**Extracted entries:**
-- START --
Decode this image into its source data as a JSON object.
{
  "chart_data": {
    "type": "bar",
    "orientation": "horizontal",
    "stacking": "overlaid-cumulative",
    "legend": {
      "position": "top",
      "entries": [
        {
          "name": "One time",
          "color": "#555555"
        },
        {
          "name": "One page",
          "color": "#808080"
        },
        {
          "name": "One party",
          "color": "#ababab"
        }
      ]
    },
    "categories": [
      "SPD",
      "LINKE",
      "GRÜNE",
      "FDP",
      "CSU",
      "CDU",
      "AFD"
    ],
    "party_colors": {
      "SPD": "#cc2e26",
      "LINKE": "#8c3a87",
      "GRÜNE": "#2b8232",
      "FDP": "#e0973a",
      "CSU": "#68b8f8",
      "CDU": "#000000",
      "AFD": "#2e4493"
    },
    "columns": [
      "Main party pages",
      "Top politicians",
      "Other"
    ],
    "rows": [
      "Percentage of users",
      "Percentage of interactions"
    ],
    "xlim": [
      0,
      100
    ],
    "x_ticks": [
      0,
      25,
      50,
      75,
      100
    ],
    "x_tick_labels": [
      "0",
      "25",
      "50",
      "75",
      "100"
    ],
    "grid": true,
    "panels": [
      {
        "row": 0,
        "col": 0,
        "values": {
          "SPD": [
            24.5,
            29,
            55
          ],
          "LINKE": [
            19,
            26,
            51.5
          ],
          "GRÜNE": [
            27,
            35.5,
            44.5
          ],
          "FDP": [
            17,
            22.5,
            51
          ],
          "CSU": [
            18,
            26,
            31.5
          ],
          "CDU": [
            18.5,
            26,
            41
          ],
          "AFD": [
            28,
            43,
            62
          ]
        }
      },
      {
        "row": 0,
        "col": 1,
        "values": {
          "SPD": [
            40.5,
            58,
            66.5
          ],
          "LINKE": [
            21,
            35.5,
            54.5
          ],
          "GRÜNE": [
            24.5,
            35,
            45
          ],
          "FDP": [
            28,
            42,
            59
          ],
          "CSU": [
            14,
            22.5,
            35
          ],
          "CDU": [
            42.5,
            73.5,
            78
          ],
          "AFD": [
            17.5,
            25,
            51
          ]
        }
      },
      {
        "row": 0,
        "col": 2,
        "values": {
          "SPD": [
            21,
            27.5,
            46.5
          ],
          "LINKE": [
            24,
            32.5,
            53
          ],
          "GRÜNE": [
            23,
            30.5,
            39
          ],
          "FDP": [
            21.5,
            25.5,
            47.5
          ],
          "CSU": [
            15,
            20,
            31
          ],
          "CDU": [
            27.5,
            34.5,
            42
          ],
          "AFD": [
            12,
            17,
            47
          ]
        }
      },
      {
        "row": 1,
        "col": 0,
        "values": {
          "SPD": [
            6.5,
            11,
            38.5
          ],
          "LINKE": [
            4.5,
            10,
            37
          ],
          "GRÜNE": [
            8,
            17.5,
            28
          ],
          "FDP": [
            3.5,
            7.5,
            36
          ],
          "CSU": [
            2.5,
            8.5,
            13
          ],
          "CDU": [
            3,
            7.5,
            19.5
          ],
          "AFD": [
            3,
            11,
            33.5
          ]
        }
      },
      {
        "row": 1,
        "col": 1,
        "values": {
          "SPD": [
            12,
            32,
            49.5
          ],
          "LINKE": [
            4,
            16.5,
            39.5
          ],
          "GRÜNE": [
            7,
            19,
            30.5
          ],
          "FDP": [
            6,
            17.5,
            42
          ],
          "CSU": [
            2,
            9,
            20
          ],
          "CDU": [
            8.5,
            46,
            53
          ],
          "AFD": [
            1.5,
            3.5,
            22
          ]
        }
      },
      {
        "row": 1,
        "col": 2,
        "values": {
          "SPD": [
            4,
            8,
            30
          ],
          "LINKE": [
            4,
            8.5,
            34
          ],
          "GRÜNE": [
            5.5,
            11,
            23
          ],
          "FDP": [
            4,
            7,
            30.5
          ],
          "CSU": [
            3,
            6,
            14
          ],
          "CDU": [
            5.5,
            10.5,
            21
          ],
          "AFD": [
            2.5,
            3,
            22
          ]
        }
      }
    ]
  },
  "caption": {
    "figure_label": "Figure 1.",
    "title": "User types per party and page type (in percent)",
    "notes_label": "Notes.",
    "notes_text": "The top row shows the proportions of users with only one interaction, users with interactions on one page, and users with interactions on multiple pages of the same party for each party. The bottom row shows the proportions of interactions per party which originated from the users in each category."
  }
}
-- END --
**Problem requirements:**
Check the data for the word "Percentage" and pull out the lines that have it.

**Response to the exercise:**
      "Percentage of users",
      "Percentage of interactions"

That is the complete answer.